**REQUIREMENTS:**
A - Answer these from the article on MRO master data failures, one answer per line, marked (i), (ii), (iii).
(i) Which role and company are listed for Nupur Agrawal?
(ii) According to the article, what part of business management has typically been quite neglected?
(iii) What does the article say results when anyone is allowed to create new MRO item and supplier masters in ERP without protocols, policies or guidelines?
B - Continue the article on MRO master data failures from its last sentence, adding the next items on the list in the same style.

10 Epic Fails In MRO
By Guest Contributor
June 07, 2011 at 1:04 PM
By Nupur Agrawal, AR & PR Lead, Zynapse
10 Epic fails in MRO Master Management Data
Most business enterprises typically put their energy, resources and investment into things like product design, sales and marketing, production efficiency, tight process control, information technology, and supply-chain management both for inbound flows of direct materials and outbound flows of finished goods to end customers. With so many important priorities vying for attention, managing a company's MRO supply chain has typically been quite neglected.
This article highlights the 10 Epic fail in MRO Master Data Management.
Free-text MRO description: Unleashing people's inner Shakespeare by letting each one choose their own words and writing styles to describe MRO items in ERP results in item descriptions that are cryptic, randomly and differently abbreviated, and often unintelligible to anyone other than the person who created them (and even to the person who created them if enough time passes).Eg. Is it a ball bearing, a brg, a ball brg, a bb, b bear, a balbr, a bearing/ball type? a bearing (type unspecified)?
- Free-for-allI ERP Access: If anyone from facilities manager to storehouse operator is allowed to create new MRO item and supplier masters in ERP without providing protocols, policies or guidelines, then it results in massive duplication of records.

**ENTRIES PROVIDED:**

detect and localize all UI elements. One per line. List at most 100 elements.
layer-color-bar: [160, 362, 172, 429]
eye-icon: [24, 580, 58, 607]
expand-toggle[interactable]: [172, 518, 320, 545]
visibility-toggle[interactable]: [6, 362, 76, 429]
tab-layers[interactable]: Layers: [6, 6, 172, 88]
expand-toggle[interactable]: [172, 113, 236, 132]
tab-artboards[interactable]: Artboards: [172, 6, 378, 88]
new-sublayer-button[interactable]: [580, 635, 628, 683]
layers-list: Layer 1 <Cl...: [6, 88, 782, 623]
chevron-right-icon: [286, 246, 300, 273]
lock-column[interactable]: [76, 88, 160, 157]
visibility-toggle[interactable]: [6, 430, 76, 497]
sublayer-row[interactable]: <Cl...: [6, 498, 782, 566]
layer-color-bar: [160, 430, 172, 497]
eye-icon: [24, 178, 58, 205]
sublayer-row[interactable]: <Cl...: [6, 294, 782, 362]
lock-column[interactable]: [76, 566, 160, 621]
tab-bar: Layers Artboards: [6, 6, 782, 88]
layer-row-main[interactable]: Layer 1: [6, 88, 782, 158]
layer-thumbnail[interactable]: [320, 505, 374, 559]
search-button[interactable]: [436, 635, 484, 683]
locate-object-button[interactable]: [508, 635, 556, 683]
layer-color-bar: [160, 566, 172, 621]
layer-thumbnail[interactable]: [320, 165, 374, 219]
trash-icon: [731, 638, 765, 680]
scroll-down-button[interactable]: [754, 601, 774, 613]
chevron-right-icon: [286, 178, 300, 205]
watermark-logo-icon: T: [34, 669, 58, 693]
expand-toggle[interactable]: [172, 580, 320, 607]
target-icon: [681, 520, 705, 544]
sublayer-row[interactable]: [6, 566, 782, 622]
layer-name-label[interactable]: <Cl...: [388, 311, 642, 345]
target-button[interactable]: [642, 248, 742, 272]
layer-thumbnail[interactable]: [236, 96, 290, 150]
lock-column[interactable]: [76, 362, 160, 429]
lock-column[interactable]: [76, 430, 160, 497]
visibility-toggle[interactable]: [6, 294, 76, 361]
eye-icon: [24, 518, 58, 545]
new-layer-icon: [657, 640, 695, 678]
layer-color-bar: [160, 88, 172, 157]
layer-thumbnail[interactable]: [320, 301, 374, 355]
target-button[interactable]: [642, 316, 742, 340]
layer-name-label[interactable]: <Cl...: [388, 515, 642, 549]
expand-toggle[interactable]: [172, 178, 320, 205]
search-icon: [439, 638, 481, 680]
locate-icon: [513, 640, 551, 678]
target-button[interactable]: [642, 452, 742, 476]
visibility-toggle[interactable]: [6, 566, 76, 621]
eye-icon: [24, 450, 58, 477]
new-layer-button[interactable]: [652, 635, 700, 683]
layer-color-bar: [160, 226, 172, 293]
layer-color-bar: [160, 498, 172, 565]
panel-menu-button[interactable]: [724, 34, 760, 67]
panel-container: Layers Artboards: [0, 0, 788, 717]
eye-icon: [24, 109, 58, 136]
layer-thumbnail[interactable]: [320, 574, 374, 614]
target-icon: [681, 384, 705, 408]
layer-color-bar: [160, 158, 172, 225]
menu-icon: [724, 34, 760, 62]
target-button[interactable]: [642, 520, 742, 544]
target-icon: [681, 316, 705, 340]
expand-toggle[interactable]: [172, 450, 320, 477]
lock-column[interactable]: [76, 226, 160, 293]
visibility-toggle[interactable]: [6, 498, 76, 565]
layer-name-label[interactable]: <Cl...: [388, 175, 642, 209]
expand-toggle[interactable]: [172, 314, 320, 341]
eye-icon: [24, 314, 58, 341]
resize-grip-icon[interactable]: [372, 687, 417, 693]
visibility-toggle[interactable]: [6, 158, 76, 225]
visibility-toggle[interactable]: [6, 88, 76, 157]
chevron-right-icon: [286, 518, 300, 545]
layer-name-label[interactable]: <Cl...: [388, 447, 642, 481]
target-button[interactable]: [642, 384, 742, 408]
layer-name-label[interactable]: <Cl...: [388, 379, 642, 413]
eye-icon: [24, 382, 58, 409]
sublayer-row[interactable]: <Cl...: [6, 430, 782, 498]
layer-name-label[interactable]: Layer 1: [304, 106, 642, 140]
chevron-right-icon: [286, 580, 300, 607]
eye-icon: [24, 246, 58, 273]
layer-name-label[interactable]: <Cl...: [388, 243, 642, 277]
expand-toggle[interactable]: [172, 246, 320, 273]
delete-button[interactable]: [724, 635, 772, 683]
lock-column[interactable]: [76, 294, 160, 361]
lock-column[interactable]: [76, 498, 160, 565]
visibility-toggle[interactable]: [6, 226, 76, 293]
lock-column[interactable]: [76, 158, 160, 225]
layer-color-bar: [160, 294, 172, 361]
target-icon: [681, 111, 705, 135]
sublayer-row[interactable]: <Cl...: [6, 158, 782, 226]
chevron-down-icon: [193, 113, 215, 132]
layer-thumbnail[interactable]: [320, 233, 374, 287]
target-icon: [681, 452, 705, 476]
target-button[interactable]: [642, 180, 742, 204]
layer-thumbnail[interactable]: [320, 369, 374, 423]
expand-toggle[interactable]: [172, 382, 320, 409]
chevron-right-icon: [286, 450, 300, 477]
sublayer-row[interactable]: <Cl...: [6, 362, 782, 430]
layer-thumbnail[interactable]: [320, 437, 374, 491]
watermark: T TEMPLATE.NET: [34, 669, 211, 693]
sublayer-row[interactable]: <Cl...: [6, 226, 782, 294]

**ANSWERS FOR THIS EXERCISE:**
A -
(i) AR & PR Lead, Zynapse
(ii) Managing a company's MRO supply chain
(iii) Massive duplication of records

B -
- Taxonomy-free MRO: Having no discernible taxonomy forces search and analysis activities into labor intensity and failure. Simple, high-level taxonomies may help somewhat with search, but leave detailed drilldown type analyses virtually impossible to accomplish without ad hoc manual or external classification exercises.
- No Ownership: Giving people direct access to create item and supplier masters in ERP without a Master Data Management (MDM) solution layer primed for data validation is just asking for incomplete, inconsistent and inaccurate data.
- No workflow for MRO: Workflow makes certain the right people pay attention and participate in the process. Most important, though, workflow makes it as easy as possible for a person to comply with policy.
- MRO safety stockpiles: failure to find a part in inventory may lead to an unnecessary order, it can also lead to unnecessary inventory. Safety stock might sit for years, dragging down MRO inventory turn rates and may still be sitting long after a machine has been taken out of service, causing obsolescence in MRO storerooms. Without any feasible ways to create clean, enterprise level views of MRO stockpiles, inventory optimization endeavors are doomed to fail.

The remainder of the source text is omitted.